• **Objective**:
Provide an exact copy of the data, excluding the images.

• **Available records**:
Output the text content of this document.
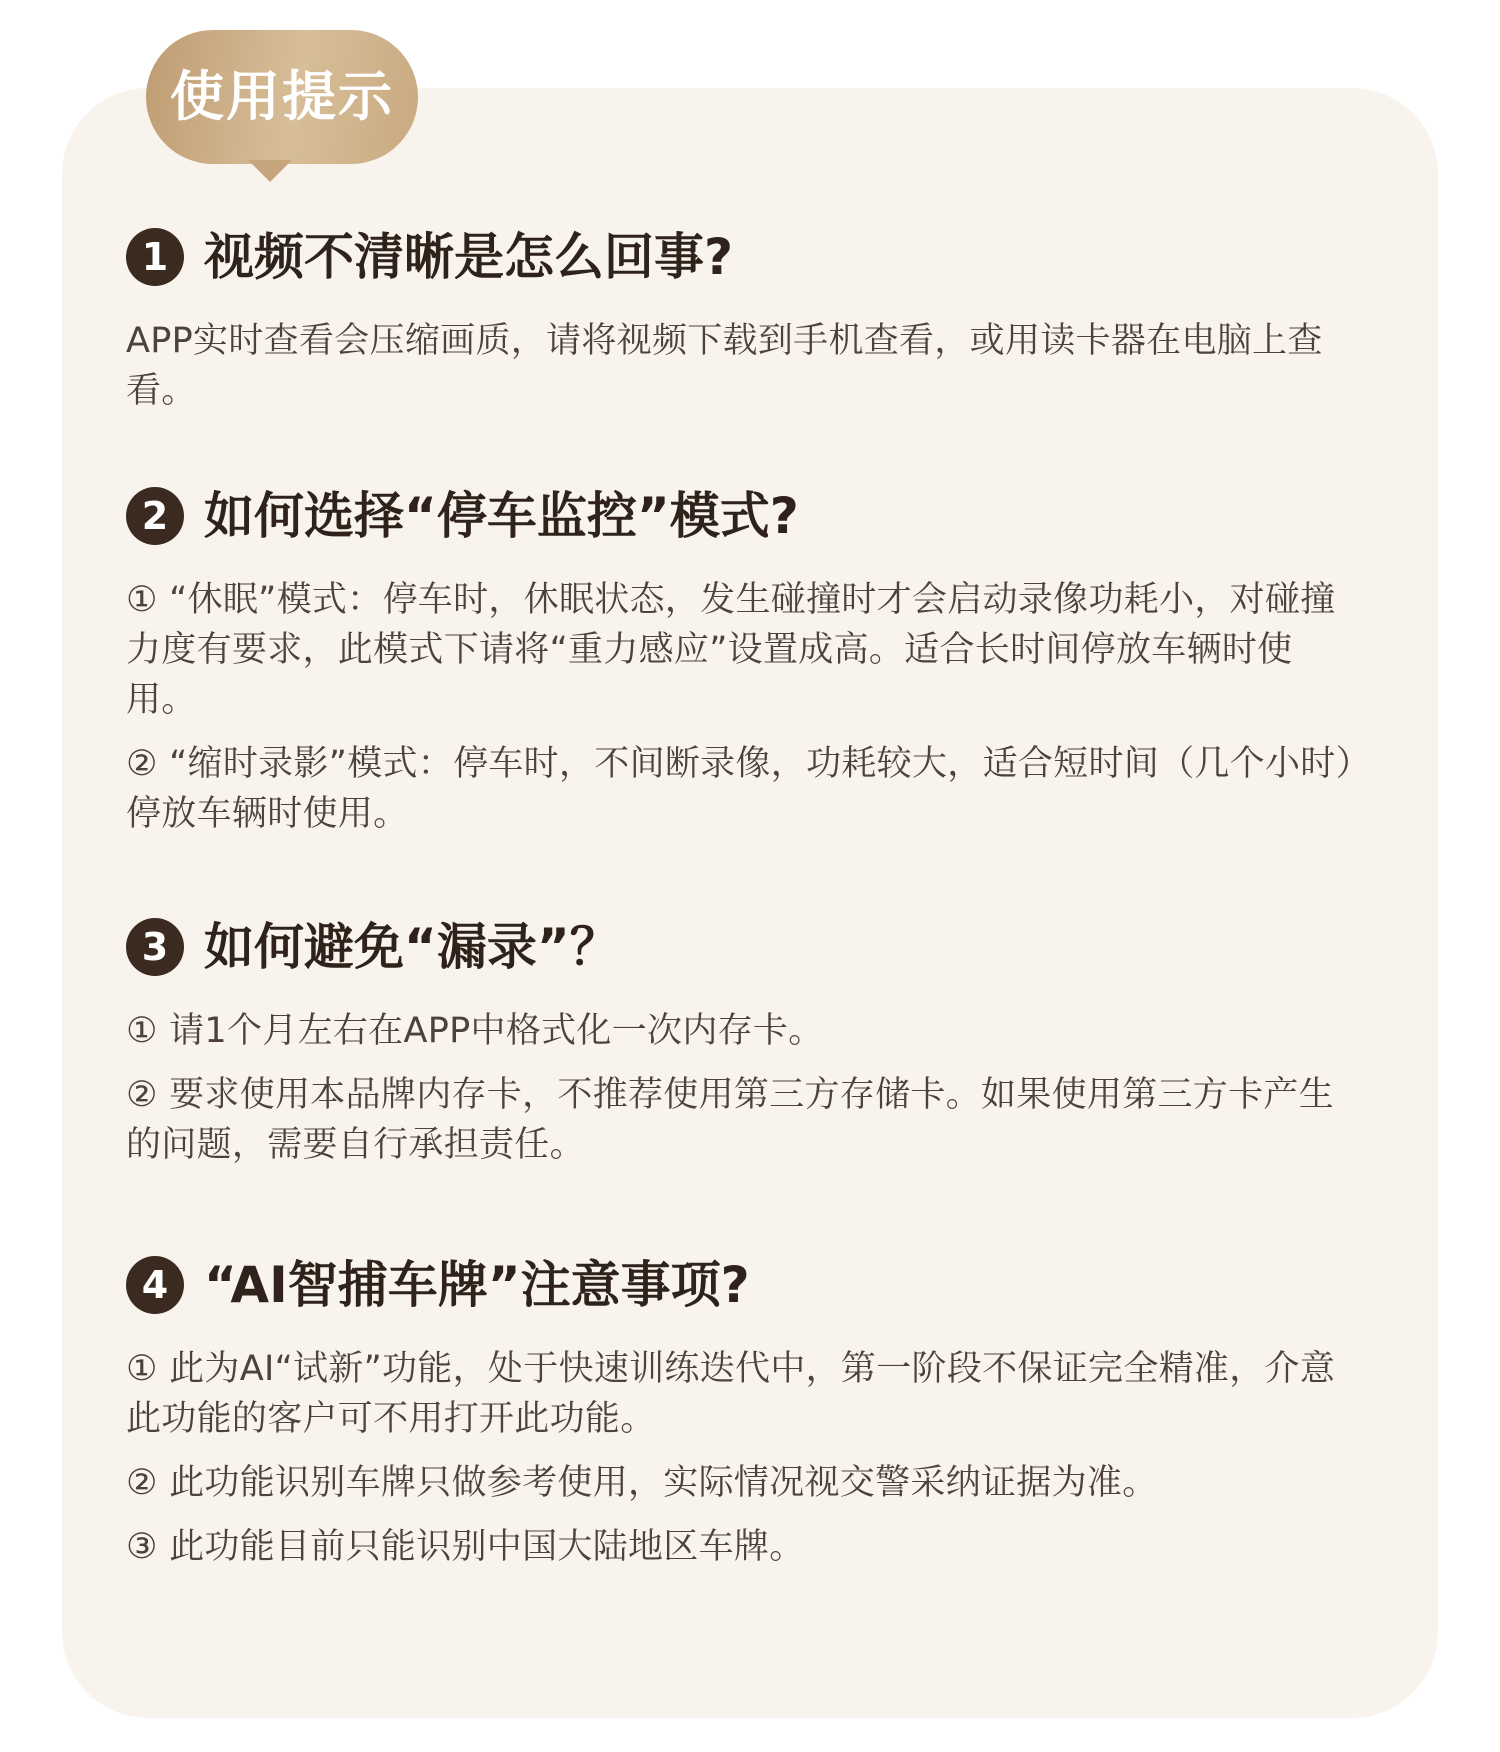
使用提示
1 视频不清晰是怎么回事?

APP实时查看会压缩画质，请将视频下载到手机查看，或用读卡器在电脑上查看。

2 如何选择“停车监控”模式?

① “休眠”模式：停车时，休眠状态，发生碰撞时才会启动录像功耗小，对碰撞力度有要求，此模式下请将“重力感应”设置成高。适合长时间停放车辆时使用。

② “缩时录影”模式：停车时，不间断录像，功耗较大，适合短时间（几个小时）停放车辆时使用。

3 如何避免“漏录”？

① 请1个月左右在APP中格式化一次内存卡。

② 要求使用本品牌内存卡，不推荐使用第三方存储卡。如果使用第三方卡产生的问题，需要自行承担责任。

4 “AI智捕车牌”注意事项?

① 此为AI“试新”功能，处于快速训练迭代中，第一阶段不保证完全精准，介意此功能的客户可不用打开此功能。

② 此功能识别车牌只做参考使用，实际情况视交警采纳证据为准。

③ 此功能目前只能识别中国大陆地区车牌。
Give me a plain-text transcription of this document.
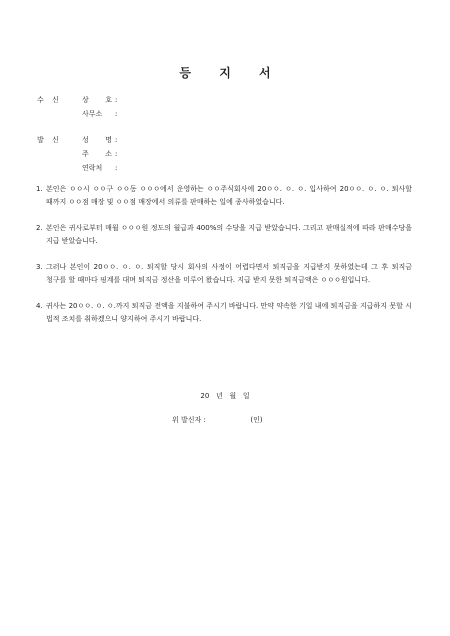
등 지 서
수 신	상 호 :
사무소	:
발 신	성 명 :
주 소 :
연락처	:
1. 본인은 ㅇㅇ시 ㅇㅇ구 ㅇㅇ동 ㅇㅇㅇ에서 운영하는 ㅇㅇ주식회사에 20ㅇㅇ. ㅇ. ㅇ. 입사하여 20ㅇㅇ. ㅇ. ㅇ. 퇴사할 때까지 ㅇㅇ점 매장 및 ㅇㅇ점 매장에서 의류를 판매하는 일에 종사하였습니다.
2. 본인은 귀사로부터 매월 ㅇㅇㅇ원 정도의 월급과 400%의 수당을 지급 받았습니다. 그리고 판매실적에 따라 판매수당을 지급 받았습니다.
3. 그러나 본인이 20ㅇㅇ. ㅇ. ㅇ. 퇴직할 당시 회사의 사정이 어렵다면서 퇴직금을 지급받지 못하였는데 그 후 퇴직금 청구를 할 때마다 핑계를 대며 퇴직금 정산을 미루어 왔습니다. 지급 받지 못한 퇴직금액은 ㅇㅇㅇ원입니다.
4. 귀사는 20ㅇㅇ. ㅇ. ㅇ.까지 퇴직금 전액을 지불하여 주시기 바랍니다. 만약 약속한 기일 내에 퇴직금을 지급하지 못할 시 법적 조치를 취하겠으니 양지하여 주시기 바랍니다.
20   년   월   일
위 발신자 :	(인)
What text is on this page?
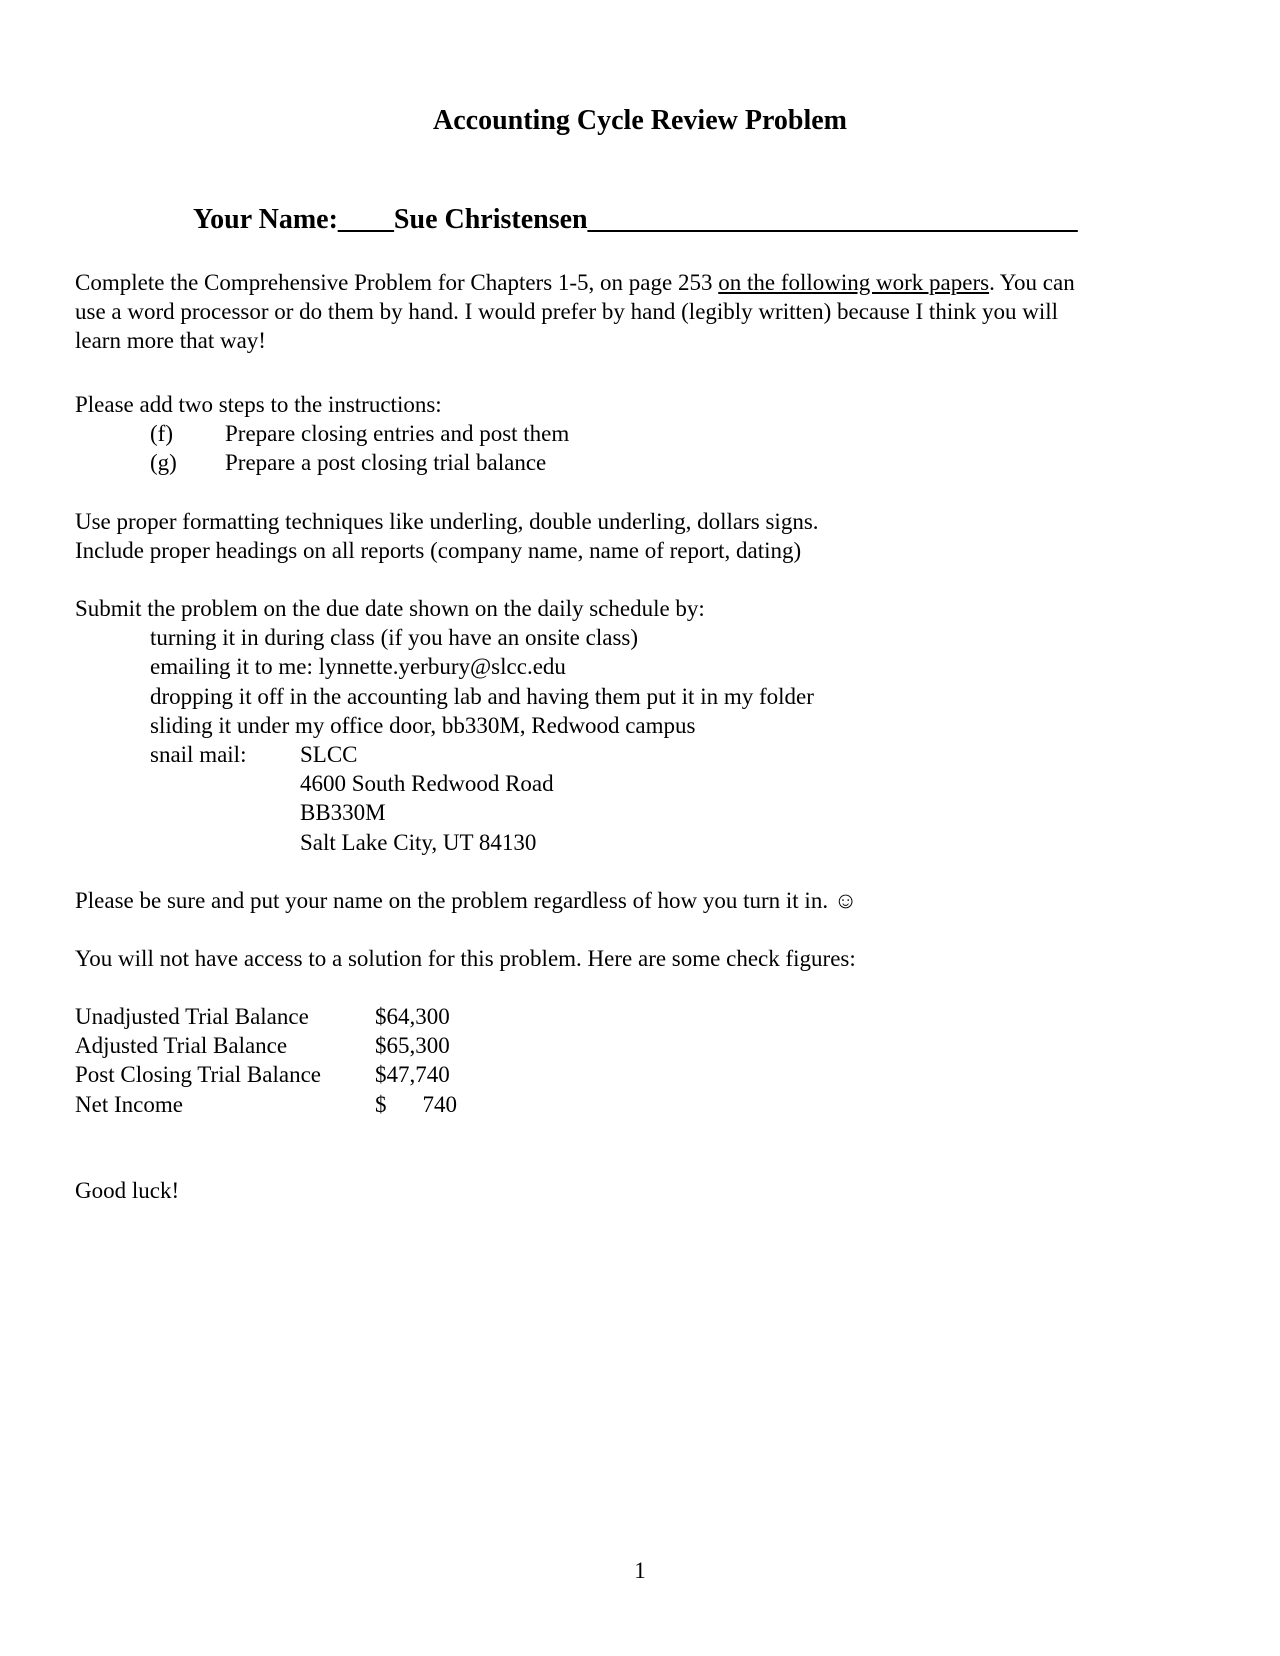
Accounting Cycle Review Problem
Your Name:____Sue Christensen___________________________________
Complete the Comprehensive Problem for Chapters 1-5, on page 253 on the following work papers. You can
use a word processor or do them by hand. I would prefer by hand (legibly written) because I think you will
learn more that way!
Please add two steps to the instructions:
(f) Prepare closing entries and post them
(g) Prepare a post closing trial balance
Use proper formatting techniques like underling, double underling, dollars signs.
Include proper headings on all reports (company name, name of report, dating)
Submit the problem on the due date shown on the daily schedule by:
turning it in during class (if you have an onsite class)
emailing it to me: lynnette.yerbury@slcc.edu
dropping it off in the accounting lab and having them put it in my folder
sliding it under my office door, bb330M, Redwood campus
snail mail: SLCC
4600 South Redwood Road
BB330M
Salt Lake City, UT 84130
Please be sure and put your name on the problem regardless of how you turn it in. ☺
You will not have access to a solution for this problem. Here are some check figures:
Unadjusted Trial Balance	$64,300
Adjusted Trial Balance	$65,300
Post Closing Trial Balance $47,740
Net Income	$ 740
Good luck!
1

• **Final result**:
Output the text content of this document.
使用提示
1 视频不清晰是怎么回事?

APP实时查看会压缩画质，请将视频下载到手机查看，或用读卡器在电脑上查看。

2 如何选择“停车监控”模式?

① “休眠”模式：停车时，休眠状态，发生碰撞时才会启动录像功耗小，对碰撞力度有要求，此模式下请将“重力感应”设置成高。适合长时间停放车辆时使用。

② “缩时录影”模式：停车时，不间断录像，功耗较大，适合短时间（几个小时）停放车辆时使用。

3 如何避免“漏录”？

① 请1个月左右在APP中格式化一次内存卡。

② 要求使用本品牌内存卡，不推荐使用第三方存储卡。如果使用第三方卡产生的问题，需要自行承担责任。

4 “AI智捕车牌”注意事项?

① 此为AI“试新”功能，处于快速训练迭代中，第一阶段不保证完全精准，介意此功能的客户可不用打开此功能。

② 此功能识别车牌只做参考使用，实际情况视交警采纳证据为准。

③ 此功能目前只能识别中国大陆地区车牌。
Give me a plain-text transcription of this document.
등 지 서
수 신	상 호 :
사무소	:
발 신	성 명 :
주 소 :
연락처	:
1. 본인은 ㅇㅇ시 ㅇㅇ구 ㅇㅇ동 ㅇㅇㅇ에서 운영하는 ㅇㅇ주식회사에 20ㅇㅇ. ㅇ. ㅇ. 입사하여 20ㅇㅇ. ㅇ. ㅇ. 퇴사할 때까지 ㅇㅇ점 매장 및 ㅇㅇ점 매장에서 의류를 판매하는 일에 종사하였습니다.
2. 본인은 귀사로부터 매월 ㅇㅇㅇ원 정도의 월급과 400%의 수당을 지급 받았습니다. 그리고 판매실적에 따라 판매수당을 지급 받았습니다.
3. 그러나 본인이 20ㅇㅇ. ㅇ. ㅇ. 퇴직할 당시 회사의 사정이 어렵다면서 퇴직금을 지급받지 못하였는데 그 후 퇴직금 청구를 할 때마다 핑계를 대며 퇴직금 정산을 미루어 왔습니다. 지급 받지 못한 퇴직금액은 ㅇㅇㅇ원입니다.
4. 귀사는 20ㅇㅇ. ㅇ. ㅇ.까지 퇴직금 전액을 지불하여 주시기 바랍니다. 만약 약속한 기일 내에 퇴직금을 지급하지 못할 시 법적 조치를 취하겠으니 양지하여 주시기 바랍니다.
20   년   월   일
위 발신자 :	(인)
What text is on this page?
Accounting Cycle Review Problem
Your Name:____Sue Christensen___________________________________
Complete the Comprehensive Problem for Chapters 1-5, on page 253 on the following work papers. You can
use a word processor or do them by hand. I would prefer by hand (legibly written) because I think you will
learn more that way!
Please add two steps to the instructions:
(f) Prepare closing entries and post them
(g) Prepare a post closing trial balance
Use proper formatting techniques like underling, double underling, dollars signs.
Include proper headings on all reports (company name, name of report, dating)
Submit the problem on the due date shown on the daily schedule by:
turning it in during class (if you have an onsite class)
emailing it to me: lynnette.yerbury@slcc.edu
dropping it off in the accounting lab and having them put it in my folder
sliding it under my office door, bb330M, Redwood campus
snail mail: SLCC
4600 South Redwood Road
BB330M
Salt Lake City, UT 84130
Please be sure and put your name on the problem regardless of how you turn it in. ☺
You will not have access to a solution for this problem. Here are some check figures:
Unadjusted Trial Balance	$64,300
Adjusted Trial Balance	$65,300
Post Closing Trial Balance $47,740
Net Income	$ 740
Good luck!
1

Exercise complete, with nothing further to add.